__Set task__. Condense the paragraph beginning "Think of this as your personal car-buying concierge" in the write-up on automating car-deal searches below into a short bulleted list of what the tool does.

__Selection__.

Automating finding best car deals

“How I Used Web Scraping and Machine Learning to Save Hours Finding the Best Car Deals Online”

⸻

🧠 The Why (Problem)

Buying a used car online is like dating on Tinder—you scroll endlessly, most options are sketchy, and you’re never quite sure if the “low mileage” is real.

After weeks of manually: • Filtering Kijiji, AutoTrader, Facebook Marketplace, and dealership sites • Copy-pasting prices into Excel • Sorting by price-per-kilometer • And then doing it all again the next day…

I thought:

“Why not build something that does this for me?”

So I did.

⸻

✨ What I Built

Think of this as your personal car-buying concierge—who works 24/7, doesn’t sleep, and judges every deal with cold, algorithmic precision. • 🕷️ Web scraper that pulls listings from major car marketplaces • 📊 Filters cars by make, model, year, mileage, price, and city • 💡 Calculates price/km and price/year to quantify value • 🧠 Machine Learning model to flag “good” deals based on historical data • 📈 Tracks average market price for comparison • 📬 Spits out a clean table of only the best deals • 🧼 Deduplicates reposted listings • 🌎 Optional filters: province, listing freshness, dealership/private

Now, instead of reviewing 300 listings, I only review the top 10 worth my time.

__Material__.
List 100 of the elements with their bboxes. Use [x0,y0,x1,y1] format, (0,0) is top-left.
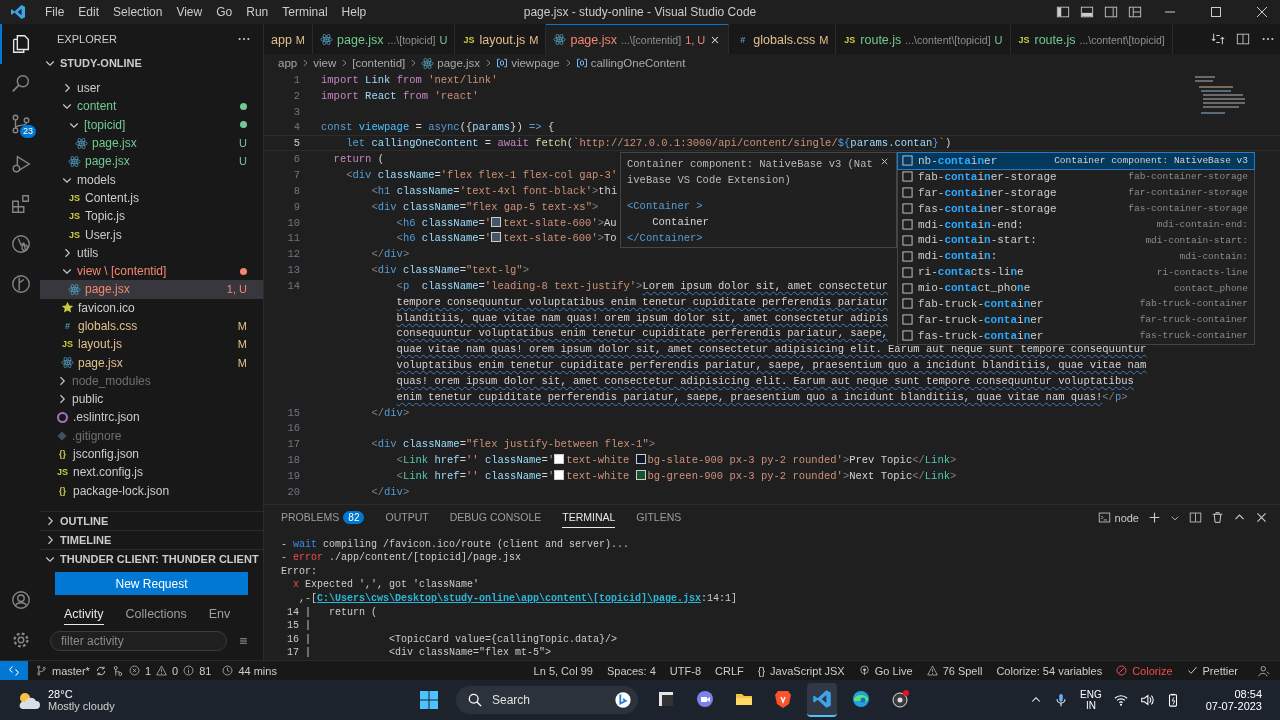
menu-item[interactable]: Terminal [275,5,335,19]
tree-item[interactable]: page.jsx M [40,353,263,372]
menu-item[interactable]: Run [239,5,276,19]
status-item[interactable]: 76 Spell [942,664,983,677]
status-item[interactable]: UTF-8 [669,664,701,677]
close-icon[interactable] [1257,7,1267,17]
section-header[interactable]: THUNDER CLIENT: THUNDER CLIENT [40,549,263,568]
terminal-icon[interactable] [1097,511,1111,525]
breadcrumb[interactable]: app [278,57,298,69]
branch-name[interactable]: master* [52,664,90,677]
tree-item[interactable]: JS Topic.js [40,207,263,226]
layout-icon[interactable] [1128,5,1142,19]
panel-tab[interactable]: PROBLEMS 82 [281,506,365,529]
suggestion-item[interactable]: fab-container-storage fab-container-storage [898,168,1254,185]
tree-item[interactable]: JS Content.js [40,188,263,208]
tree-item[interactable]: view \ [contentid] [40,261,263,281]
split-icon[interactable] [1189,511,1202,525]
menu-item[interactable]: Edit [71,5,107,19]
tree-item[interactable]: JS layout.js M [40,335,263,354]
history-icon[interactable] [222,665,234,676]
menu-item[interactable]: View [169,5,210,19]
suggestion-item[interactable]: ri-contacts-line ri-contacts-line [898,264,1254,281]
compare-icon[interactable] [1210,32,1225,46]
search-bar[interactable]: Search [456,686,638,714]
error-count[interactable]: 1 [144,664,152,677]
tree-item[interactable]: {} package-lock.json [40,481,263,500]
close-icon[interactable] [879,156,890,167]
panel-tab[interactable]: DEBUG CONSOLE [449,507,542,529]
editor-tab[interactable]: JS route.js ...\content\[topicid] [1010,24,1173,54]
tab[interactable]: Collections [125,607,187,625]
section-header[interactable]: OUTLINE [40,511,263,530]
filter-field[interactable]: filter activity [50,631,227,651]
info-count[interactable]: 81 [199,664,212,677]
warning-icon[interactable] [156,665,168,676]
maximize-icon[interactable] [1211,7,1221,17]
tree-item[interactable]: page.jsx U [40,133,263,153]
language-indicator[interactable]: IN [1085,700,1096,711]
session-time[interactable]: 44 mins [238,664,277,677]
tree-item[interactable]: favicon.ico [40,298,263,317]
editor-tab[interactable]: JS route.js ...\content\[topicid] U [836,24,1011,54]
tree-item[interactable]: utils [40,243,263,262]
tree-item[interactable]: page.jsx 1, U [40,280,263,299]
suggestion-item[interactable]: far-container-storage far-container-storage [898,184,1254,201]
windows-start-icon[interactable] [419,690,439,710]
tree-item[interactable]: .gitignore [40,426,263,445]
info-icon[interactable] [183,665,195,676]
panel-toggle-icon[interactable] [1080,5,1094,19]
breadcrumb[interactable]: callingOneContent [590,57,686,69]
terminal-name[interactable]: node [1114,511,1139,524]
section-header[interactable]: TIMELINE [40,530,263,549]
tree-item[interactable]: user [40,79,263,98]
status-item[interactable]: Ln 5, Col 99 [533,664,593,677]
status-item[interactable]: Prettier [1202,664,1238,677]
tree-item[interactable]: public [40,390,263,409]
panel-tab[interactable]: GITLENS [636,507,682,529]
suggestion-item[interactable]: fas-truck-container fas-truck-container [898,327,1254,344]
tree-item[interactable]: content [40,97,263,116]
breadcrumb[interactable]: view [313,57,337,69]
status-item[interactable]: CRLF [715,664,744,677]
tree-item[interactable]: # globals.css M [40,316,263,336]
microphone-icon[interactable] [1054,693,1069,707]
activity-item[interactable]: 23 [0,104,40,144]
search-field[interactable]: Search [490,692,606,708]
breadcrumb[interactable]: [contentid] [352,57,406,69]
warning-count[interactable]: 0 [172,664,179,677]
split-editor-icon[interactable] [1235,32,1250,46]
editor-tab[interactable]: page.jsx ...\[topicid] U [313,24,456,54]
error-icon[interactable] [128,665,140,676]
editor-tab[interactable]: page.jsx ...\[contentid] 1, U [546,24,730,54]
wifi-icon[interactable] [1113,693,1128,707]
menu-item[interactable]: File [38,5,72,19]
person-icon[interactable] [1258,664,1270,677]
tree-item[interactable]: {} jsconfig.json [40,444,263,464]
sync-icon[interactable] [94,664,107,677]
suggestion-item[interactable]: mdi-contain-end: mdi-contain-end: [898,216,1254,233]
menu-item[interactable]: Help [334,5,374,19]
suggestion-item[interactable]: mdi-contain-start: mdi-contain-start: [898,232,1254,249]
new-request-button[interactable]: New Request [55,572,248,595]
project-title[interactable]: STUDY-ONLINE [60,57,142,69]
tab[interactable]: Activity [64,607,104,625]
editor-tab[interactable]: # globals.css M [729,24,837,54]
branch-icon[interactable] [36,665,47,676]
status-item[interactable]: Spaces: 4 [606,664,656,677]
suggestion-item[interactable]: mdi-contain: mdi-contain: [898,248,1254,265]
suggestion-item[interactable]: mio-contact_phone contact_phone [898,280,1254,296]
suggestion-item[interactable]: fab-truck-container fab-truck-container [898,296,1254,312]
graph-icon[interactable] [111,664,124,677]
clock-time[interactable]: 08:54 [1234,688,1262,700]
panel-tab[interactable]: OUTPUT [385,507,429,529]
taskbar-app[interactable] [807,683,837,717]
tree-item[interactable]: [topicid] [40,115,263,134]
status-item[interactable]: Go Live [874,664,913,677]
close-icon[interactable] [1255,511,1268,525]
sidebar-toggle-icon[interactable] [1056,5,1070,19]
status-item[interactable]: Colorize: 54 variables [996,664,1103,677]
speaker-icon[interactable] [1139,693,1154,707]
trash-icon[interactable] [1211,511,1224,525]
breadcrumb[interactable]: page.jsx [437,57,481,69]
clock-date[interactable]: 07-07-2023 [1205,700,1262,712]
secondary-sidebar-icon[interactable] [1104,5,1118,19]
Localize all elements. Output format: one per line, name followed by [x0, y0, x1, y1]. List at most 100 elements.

__Reply__.
- Works around the clock, judging deals by algorithm
- Scrapes listings from major car marketplaces
- Filters by make, model, year, mileage, price, and city
- Computes price per km and price per year to measure value
- Uses a machine learning model trained on historical data to flag good deals
- Tracks the average market price for comparison
- Outputs a clean table of only the best deals
- Removes duplicate reposted listings
- Offers optional filters for province, listing freshness, and dealership vs. private seller